TASK REQUIREMENTS
Bring together all lines of the material below that contain the string "type".

───── TASK INPUT

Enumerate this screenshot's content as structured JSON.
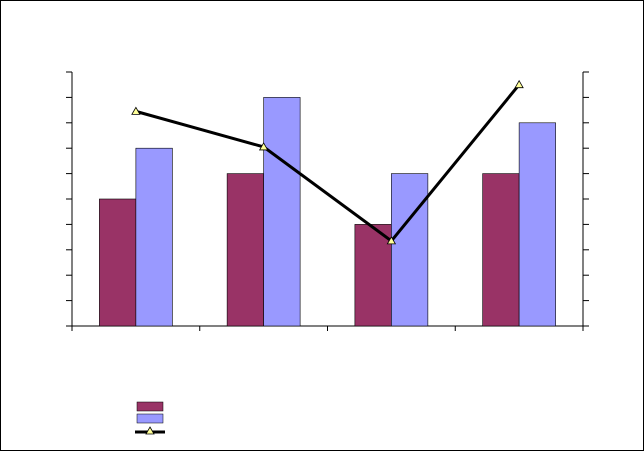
{
  "chart_data": {
    "type": "bar-line",
    "categories": [
      null,
      null,
      null,
      null
    ],
    "series": [
      {
        "type": "bar",
        "color": "#993366",
        "values": [
          5,
          6,
          4,
          6
        ]
      },
      {
        "type": "bar",
        "color": "#9999ff",
        "values": [
          7,
          9,
          6,
          8
        ]
      },
      {
        "type": "line",
        "axis": "y2",
        "color": "#000000",
        "marker_color": "#ffff99",
        "values": [
          8.45,
          7.05,
          3.35,
          9.5
        ]
      }
    ],
    "ylim": [
      0,
      10
    ],
    "yticks": [
      0,
      1,
      2,
      3,
      4,
      5,
      6,
      7,
      8,
      9,
      10
    ],
    "y2lim": [
      0,
      10
    ],
    "y2ticks": [
      0,
      1,
      2,
      3,
      4,
      5,
      6,
      7,
      8,
      9,
      10
    ],
    "grid": false
  }
}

──────────

FINAL ANSWER
    "type": "bar-line",
        "type": "bar",
        "type": "bar",
        "type": "line",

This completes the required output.